Rewrite this material with "channel-item" swapped for "channel-row" everywhere, leaving all else unchanged and the pictures out.

Start of Records for the exercise

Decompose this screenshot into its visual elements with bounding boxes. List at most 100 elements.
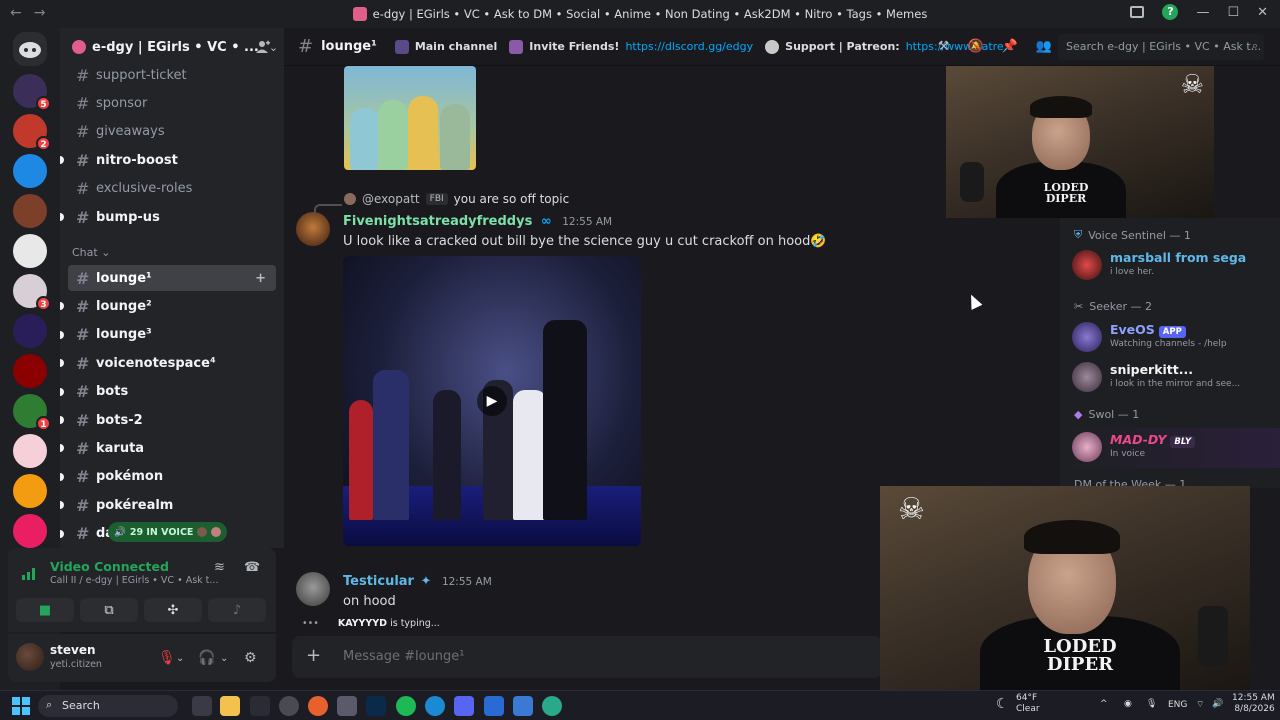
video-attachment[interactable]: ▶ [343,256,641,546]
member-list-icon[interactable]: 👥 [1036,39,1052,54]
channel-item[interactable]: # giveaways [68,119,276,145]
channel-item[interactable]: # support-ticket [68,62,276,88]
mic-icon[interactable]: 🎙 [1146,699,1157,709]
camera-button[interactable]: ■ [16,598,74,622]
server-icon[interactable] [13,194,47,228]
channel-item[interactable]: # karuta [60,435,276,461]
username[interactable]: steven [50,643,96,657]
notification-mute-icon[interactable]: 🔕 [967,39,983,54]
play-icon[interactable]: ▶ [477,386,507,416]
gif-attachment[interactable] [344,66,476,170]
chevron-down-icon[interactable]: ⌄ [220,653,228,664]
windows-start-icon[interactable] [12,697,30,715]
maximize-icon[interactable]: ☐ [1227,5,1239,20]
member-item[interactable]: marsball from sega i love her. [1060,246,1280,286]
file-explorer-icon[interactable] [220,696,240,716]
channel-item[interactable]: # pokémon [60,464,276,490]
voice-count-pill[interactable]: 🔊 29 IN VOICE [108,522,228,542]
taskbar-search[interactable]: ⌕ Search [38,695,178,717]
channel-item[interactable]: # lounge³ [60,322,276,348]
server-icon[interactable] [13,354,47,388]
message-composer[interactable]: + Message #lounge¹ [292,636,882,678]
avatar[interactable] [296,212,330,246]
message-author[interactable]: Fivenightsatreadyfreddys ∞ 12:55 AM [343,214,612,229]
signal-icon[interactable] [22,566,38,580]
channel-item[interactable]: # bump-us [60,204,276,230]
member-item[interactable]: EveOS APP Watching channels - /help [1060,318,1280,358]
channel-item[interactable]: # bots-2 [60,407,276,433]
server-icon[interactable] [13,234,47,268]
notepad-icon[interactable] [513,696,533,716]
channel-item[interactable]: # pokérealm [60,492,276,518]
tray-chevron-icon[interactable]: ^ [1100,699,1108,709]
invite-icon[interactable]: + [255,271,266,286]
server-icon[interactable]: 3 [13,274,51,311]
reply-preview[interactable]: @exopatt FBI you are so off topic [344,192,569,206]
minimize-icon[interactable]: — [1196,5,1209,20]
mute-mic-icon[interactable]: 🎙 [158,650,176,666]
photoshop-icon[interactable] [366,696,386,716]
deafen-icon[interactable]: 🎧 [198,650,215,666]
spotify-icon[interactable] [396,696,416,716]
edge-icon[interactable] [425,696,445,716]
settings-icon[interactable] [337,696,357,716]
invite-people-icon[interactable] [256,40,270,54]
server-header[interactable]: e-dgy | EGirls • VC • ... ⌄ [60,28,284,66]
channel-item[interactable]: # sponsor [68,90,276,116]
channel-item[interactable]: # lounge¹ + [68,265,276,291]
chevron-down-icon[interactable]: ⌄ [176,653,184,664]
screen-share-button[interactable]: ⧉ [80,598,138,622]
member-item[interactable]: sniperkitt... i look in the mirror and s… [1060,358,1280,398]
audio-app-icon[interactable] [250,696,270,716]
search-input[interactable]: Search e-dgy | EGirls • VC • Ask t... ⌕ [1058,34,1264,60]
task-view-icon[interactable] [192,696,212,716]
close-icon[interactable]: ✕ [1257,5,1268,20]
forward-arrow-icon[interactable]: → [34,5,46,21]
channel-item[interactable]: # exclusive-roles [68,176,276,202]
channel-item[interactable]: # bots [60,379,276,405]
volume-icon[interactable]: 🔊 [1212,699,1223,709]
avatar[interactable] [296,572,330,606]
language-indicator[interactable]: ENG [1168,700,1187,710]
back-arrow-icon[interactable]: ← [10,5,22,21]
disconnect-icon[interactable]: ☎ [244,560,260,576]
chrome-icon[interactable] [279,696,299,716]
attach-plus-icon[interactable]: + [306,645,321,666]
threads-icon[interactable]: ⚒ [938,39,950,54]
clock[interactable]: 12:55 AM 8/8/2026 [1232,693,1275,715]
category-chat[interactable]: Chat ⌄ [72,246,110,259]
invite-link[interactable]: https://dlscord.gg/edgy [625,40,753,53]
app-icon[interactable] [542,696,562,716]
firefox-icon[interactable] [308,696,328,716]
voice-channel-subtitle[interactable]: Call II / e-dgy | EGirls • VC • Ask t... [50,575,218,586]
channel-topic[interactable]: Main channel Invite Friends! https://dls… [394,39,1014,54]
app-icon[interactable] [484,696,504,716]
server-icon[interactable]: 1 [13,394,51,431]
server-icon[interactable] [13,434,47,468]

End of Records for the exercise

### Exercise output
Decompose this screenshot into its visual elements with bounding boxes. List at most 100 elements.
video-attachment[interactable]: ▶ [343,256,641,546]
member-list-icon[interactable]: 👥 [1036,39,1052,54]
channel-row[interactable]: # giveaways [68,119,276,145]
channel-row[interactable]: # support-ticket [68,62,276,88]
mic-icon[interactable]: 🎙 [1146,699,1157,709]
camera-button[interactable]: ■ [16,598,74,622]
server-icon[interactable] [13,194,47,228]
channel-row[interactable]: # karuta [60,435,276,461]
username[interactable]: steven [50,643,96,657]
notification-mute-icon[interactable]: 🔕 [967,39,983,54]
play-icon[interactable]: ▶ [477,386,507,416]
gif-attachment[interactable] [344,66,476,170]
chevron-down-icon[interactable]: ⌄ [220,653,228,664]
windows-start-icon[interactable] [12,697,30,715]
maximize-icon[interactable]: ☐ [1227,5,1239,20]
member-item[interactable]: marsball from sega i love her. [1060,246,1280,286]
file-explorer-icon[interactable] [220,696,240,716]
channel-row[interactable]: # pokémon [60,464,276,490]
voice-count-pill[interactable]: 🔊 29 IN VOICE [108,522,228,542]
taskbar-search[interactable]: ⌕ Search [38,695,178,717]
channel-row[interactable]: # lounge³ [60,322,276,348]
server-icon[interactable] [13,354,47,388]
message-composer[interactable]: + Message #lounge¹ [292,636,882,678]
avatar[interactable] [296,212,330,246]
message-author[interactable]: Fivenightsatreadyfreddys ∞ 12:55 AM [343,214,612,229]
signal-icon[interactable] [22,566,38,580]
channel-row[interactable]: # bump-us [60,204,276,230]
member-item[interactable]: EveOS APP Watching channels - /help [1060,318,1280,358]
channel-row[interactable]: # bots-2 [60,407,276,433]
server-icon[interactable] [13,234,47,268]
notepad-icon[interactable] [513,696,533,716]
channel-row[interactable]: # pokérealm [60,492,276,518]
tray-chevron-icon[interactable]: ^ [1100,699,1108,709]
invite-icon[interactable]: + [255,271,266,286]
server-icon[interactable]: 3 [13,274,51,311]
reply-preview[interactable]: @exopatt FBI you are so off topic [344,192,569,206]
minimize-icon[interactable]: — [1196,5,1209,20]
mute-mic-icon[interactable]: 🎙 [158,650,176,666]
photoshop-icon[interactable] [366,696,386,716]
deafen-icon[interactable]: 🎧 [198,650,215,666]
spotify-icon[interactable] [396,696,416,716]
edge-icon[interactable] [425,696,445,716]
settings-icon[interactable] [337,696,357,716]
invite-people-icon[interactable] [256,40,270,54]
server-header[interactable]: e-dgy | EGirls • VC • ... ⌄ [60,28,284,66]
channel-row[interactable]: # sponsor [68,90,276,116]
channel-row[interactable]: # lounge¹ + [68,265,276,291]
chevron-down-icon[interactable]: ⌄ [176,653,184,664]
screen-share-button[interactable]: ⧉ [80,598,138,622]
member-item[interactable]: sniperkitt... i look in the mirror and s… [1060,358,1280,398]
audio-app-icon[interactable] [250,696,270,716]
search-input[interactable]: Search e-dgy | EGirls • VC • Ask t... ⌕ [1058,34,1264,60]
task-view-icon[interactable] [192,696,212,716]
close-icon[interactable]: ✕ [1257,5,1268,20]
forward-arrow-icon[interactable]: → [34,5,46,21]
channel-row[interactable]: # exclusive-roles [68,176,276,202]
channel-row[interactable]: # bots [60,379,276,405]
volume-icon[interactable]: 🔊 [1212,699,1223,709]
avatar[interactable] [296,572,330,606]
language-indicator[interactable]: ENG [1168,700,1187,710]
back-arrow-icon[interactable]: ← [10,5,22,21]
disconnect-icon[interactable]: ☎ [244,560,260,576]
chrome-icon[interactable] [279,696,299,716]
attach-plus-icon[interactable]: + [306,645,321,666]
threads-icon[interactable]: ⚒ [938,39,950,54]
clock[interactable]: 12:55 AM 8/8/2026 [1232,693,1275,715]
category-chat[interactable]: Chat ⌄ [72,246,110,259]
invite-link[interactable]: https://dlscord.gg/edgy [625,40,753,53]
app-icon[interactable] [542,696,562,716]
firefox-icon[interactable] [308,696,328,716]
voice-channel-subtitle[interactable]: Call II / e-dgy | EGirls • VC • Ask t... [50,575,218,586]
channel-topic[interactable]: Main channel Invite Friends! https://dls… [394,39,1014,54]
app-icon[interactable] [484,696,504,716]
server-icon[interactable]: 1 [13,394,51,431]
server-icon[interactable] [13,434,47,468]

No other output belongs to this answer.